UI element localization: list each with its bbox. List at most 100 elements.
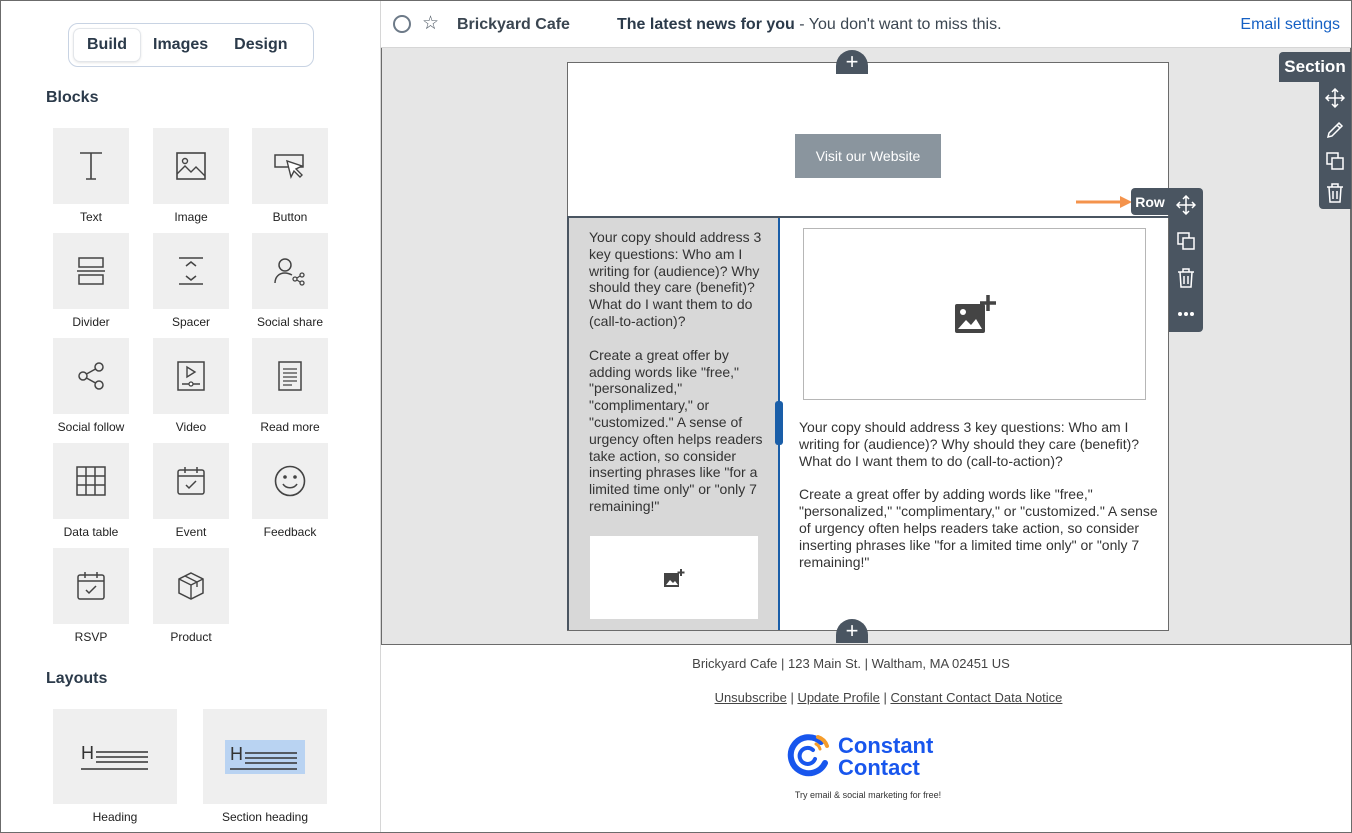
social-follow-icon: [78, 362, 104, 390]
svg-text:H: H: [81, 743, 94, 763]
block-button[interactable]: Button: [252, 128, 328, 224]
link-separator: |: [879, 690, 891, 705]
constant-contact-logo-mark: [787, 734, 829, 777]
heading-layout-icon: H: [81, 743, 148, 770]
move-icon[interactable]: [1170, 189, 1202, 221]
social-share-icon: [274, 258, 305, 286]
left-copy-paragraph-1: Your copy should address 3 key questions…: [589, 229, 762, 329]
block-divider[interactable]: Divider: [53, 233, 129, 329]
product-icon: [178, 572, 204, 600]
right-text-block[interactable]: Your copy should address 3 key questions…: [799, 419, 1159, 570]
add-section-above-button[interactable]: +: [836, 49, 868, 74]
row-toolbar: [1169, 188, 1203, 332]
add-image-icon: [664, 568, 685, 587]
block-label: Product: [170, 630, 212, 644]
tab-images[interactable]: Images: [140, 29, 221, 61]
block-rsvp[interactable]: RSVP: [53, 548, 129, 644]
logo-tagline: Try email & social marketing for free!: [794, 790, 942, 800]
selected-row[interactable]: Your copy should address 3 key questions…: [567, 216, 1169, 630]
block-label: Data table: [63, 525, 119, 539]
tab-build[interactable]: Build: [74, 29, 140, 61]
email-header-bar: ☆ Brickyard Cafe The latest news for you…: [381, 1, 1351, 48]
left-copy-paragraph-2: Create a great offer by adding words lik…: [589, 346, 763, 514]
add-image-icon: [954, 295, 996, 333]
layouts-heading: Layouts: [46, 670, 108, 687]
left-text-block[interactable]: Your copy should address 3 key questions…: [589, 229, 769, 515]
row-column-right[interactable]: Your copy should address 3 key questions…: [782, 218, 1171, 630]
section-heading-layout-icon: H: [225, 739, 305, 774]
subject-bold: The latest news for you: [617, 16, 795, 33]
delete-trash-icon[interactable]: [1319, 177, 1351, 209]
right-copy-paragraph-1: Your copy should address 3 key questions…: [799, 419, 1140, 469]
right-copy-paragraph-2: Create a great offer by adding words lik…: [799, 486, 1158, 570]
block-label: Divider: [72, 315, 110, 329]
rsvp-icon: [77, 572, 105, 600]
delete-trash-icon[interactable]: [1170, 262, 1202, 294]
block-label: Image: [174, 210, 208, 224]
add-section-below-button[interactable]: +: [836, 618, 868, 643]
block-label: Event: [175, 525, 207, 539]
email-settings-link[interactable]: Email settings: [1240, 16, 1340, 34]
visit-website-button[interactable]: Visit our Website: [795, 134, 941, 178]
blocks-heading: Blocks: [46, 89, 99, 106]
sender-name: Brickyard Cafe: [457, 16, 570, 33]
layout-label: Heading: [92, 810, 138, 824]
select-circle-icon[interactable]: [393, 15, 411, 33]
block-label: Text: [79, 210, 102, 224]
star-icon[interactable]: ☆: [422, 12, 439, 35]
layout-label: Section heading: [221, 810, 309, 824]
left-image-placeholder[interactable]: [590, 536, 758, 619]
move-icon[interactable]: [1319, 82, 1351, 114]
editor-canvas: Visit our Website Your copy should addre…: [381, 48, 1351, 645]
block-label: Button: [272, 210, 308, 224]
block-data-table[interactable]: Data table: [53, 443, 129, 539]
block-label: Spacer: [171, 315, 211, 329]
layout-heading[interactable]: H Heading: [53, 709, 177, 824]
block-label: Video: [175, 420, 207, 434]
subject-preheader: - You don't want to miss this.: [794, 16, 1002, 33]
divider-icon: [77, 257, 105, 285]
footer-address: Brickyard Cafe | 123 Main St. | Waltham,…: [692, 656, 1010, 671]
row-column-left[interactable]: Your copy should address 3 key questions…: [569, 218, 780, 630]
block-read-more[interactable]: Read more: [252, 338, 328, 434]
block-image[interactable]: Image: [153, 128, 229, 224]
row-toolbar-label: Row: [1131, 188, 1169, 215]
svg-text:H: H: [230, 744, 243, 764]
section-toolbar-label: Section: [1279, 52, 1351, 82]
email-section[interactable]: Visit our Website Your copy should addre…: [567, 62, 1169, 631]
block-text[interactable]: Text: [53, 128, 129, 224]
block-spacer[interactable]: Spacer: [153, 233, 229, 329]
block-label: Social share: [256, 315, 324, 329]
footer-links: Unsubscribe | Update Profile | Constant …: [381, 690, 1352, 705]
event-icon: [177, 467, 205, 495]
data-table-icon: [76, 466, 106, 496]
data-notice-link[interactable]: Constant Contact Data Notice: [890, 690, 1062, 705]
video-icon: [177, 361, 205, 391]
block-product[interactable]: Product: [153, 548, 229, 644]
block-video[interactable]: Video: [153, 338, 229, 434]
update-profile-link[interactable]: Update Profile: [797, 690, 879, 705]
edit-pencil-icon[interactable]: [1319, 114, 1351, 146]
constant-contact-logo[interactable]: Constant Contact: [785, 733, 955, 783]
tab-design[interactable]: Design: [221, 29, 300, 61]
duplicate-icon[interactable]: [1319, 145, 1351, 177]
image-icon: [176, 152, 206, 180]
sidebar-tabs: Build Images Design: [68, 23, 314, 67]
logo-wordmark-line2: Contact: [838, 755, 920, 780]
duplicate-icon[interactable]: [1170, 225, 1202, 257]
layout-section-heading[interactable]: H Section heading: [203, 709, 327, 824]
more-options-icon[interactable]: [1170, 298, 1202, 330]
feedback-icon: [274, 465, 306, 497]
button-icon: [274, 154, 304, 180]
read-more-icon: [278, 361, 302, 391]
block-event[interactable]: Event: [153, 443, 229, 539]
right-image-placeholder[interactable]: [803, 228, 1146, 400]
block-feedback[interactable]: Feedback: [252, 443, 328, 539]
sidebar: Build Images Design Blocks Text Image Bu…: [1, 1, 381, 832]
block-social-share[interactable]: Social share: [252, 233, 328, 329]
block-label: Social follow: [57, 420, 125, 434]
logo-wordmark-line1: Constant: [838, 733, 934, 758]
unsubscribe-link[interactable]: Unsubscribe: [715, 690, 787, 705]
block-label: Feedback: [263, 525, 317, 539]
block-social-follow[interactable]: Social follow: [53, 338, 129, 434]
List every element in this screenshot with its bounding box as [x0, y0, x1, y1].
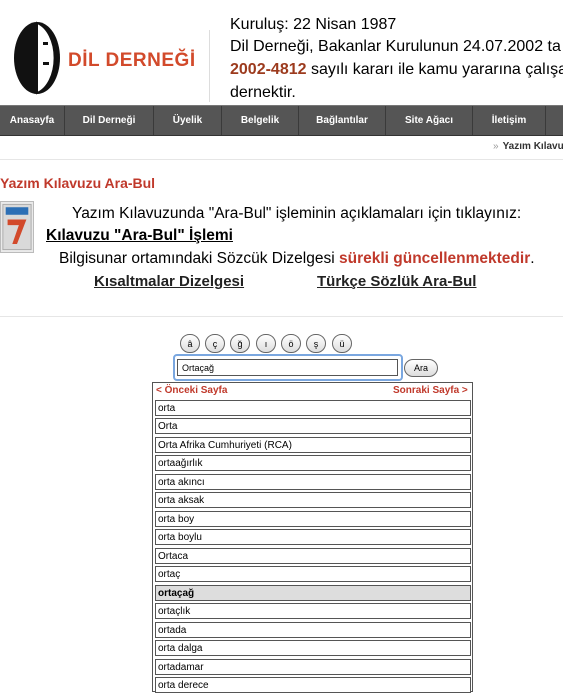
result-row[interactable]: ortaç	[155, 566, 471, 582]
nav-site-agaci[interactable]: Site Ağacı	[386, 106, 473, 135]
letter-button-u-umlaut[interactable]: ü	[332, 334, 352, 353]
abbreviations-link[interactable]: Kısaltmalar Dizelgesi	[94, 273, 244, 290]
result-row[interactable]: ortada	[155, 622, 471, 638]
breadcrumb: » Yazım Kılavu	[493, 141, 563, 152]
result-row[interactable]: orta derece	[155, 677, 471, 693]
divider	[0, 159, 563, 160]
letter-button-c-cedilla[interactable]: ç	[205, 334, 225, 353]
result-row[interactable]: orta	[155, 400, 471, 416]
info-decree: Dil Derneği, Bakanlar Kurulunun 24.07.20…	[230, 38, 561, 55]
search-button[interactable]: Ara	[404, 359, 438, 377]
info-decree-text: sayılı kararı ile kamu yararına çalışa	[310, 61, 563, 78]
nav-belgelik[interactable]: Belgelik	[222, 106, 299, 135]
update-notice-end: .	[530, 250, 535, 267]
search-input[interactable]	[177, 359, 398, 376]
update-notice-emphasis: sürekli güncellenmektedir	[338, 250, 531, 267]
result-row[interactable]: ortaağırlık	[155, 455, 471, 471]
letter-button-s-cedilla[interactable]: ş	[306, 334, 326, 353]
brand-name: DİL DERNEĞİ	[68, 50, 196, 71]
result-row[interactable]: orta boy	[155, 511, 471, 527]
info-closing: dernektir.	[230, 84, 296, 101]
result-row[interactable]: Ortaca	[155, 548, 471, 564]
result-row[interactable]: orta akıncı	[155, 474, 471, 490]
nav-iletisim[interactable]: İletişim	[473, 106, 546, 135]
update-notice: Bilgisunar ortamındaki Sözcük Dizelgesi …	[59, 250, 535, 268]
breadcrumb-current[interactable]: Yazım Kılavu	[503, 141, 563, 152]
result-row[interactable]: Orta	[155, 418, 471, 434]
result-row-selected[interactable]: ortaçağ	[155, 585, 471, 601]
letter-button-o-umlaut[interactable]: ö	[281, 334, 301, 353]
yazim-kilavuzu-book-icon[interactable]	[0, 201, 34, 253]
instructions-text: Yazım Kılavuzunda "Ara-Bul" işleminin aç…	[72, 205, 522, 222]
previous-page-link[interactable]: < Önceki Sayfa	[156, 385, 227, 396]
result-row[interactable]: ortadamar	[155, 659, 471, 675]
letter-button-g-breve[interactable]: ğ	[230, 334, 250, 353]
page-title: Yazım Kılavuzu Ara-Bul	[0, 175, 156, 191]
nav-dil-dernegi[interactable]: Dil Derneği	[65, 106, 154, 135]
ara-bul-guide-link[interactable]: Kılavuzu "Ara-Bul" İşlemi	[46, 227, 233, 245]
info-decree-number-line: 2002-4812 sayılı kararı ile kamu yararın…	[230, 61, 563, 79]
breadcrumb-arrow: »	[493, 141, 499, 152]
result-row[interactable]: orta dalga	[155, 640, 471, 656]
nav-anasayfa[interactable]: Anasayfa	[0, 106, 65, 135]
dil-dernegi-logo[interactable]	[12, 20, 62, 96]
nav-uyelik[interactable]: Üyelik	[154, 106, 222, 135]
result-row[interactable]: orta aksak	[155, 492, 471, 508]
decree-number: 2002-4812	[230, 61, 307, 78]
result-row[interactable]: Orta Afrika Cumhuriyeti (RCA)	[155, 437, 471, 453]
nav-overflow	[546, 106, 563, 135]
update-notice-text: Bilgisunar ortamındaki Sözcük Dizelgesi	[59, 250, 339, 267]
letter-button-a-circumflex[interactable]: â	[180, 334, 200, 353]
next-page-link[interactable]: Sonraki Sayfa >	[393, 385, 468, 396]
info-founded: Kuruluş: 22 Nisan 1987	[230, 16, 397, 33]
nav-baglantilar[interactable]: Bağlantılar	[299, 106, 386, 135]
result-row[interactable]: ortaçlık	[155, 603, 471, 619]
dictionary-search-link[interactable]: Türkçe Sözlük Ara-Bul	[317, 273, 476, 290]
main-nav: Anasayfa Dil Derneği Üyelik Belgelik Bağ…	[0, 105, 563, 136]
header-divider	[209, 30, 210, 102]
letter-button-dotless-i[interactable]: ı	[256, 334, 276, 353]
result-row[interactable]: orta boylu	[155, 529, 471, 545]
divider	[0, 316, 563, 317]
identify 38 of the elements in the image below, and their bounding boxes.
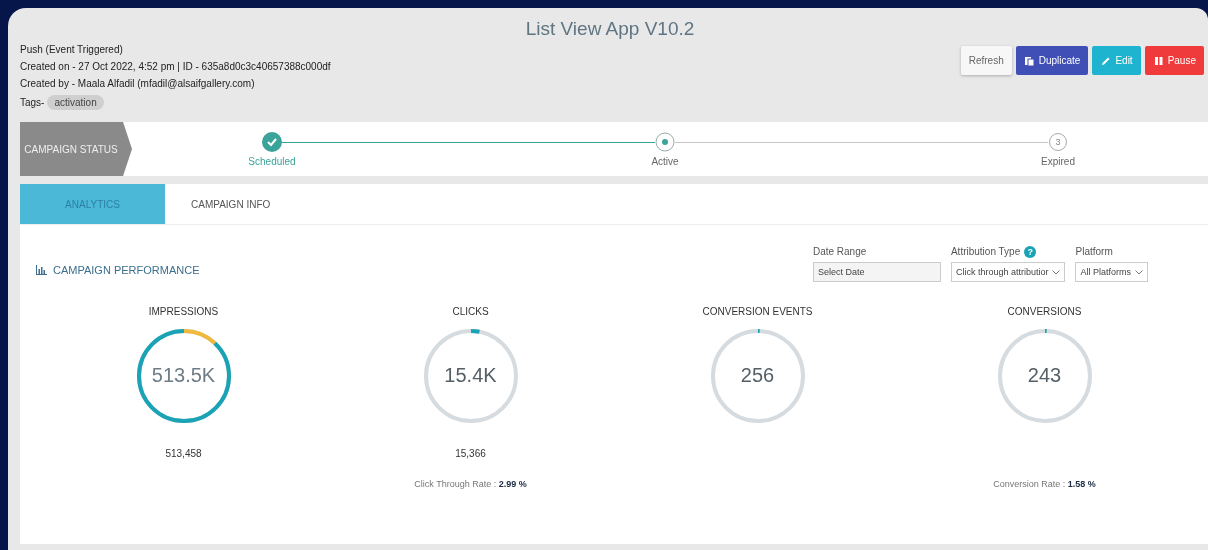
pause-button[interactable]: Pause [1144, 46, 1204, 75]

****

_DIRECTIONS_: Quote the material starting with the line that contains "566, 471, 582]" and going on through the line that contains "info-decree-number-line: 2002-4812 sayılı", keeping every line as it stands.

_ANSWER TO THE PROBLEM_:
result-row[interactable]: ortaç	[155, 566, 471, 582]
nav-site-agaci[interactable]: Site Ağacı	[386, 106, 473, 135]
letter-button-u-umlaut[interactable]: ü	[332, 334, 352, 353]
abbreviations-link[interactable]: Kısaltmalar Dizelgesi	[94, 273, 244, 290]
result-row[interactable]: ortada	[155, 622, 471, 638]
breadcrumb: » Yazım Kılavu	[493, 141, 563, 152]
result-row[interactable]: orta derece	[155, 677, 471, 693]
divider	[0, 159, 563, 160]
letter-button-c-cedilla[interactable]: ç	[205, 334, 225, 353]
result-row[interactable]: orta	[155, 400, 471, 416]
info-decree: Dil Derneği, Bakanlar Kurulunun 24.07.20…	[230, 38, 561, 55]
search-button[interactable]: Ara	[404, 359, 438, 377]
info-decree-text: sayılı kararı ile kamu yararına çalışa	[310, 61, 563, 78]
nav-belgelik[interactable]: Belgelik	[222, 106, 299, 135]
update-notice-end: .	[530, 250, 535, 267]
search-input[interactable]	[177, 359, 398, 376]
update-notice-emphasis: sürekli güncellenmektedir	[338, 250, 531, 267]
result-row[interactable]: ortaağırlık	[155, 455, 471, 471]
letter-button-s-cedilla[interactable]: ş	[306, 334, 326, 353]
brand-name: DİL DERNEĞİ	[68, 50, 196, 71]
result-row[interactable]: orta boy	[155, 511, 471, 527]
info-closing: dernektir.	[230, 84, 296, 101]
result-row[interactable]: Ortaca	[155, 548, 471, 564]
result-row[interactable]: orta akıncı	[155, 474, 471, 490]
nav-iletisim[interactable]: İletişim	[473, 106, 546, 135]
update-notice: Bilgisunar ortamındaki Sözcük Dizelgesi …	[59, 250, 535, 268]
breadcrumb-current[interactable]: Yazım Kılavu	[503, 141, 563, 152]
result-row[interactable]: Orta	[155, 418, 471, 434]
result-row-selected[interactable]: ortaçağ	[155, 585, 471, 601]
letter-button-o-umlaut[interactable]: ö	[281, 334, 301, 353]
yazim-kilavuzu-book-icon[interactable]	[0, 201, 34, 253]
instructions-text: Yazım Kılavuzunda "Ara-Bul" işleminin aç…	[72, 205, 522, 222]
previous-page-link[interactable]: < Önceki Sayfa	[156, 385, 227, 396]
result-row[interactable]: ortadamar	[155, 659, 471, 675]
letter-button-g-breve[interactable]: ğ	[230, 334, 250, 353]
page-title: Yazım Kılavuzu Ara-Bul	[0, 175, 156, 191]
nav-dil-dernegi[interactable]: Dil Derneği	[65, 106, 154, 135]
ara-bul-guide-link[interactable]: Kılavuzu "Ara-Bul" İşlemi	[46, 227, 233, 245]
info-decree-number-line: 2002-4812 sayılı kararı ile kamu yararın…	[230, 61, 563, 79]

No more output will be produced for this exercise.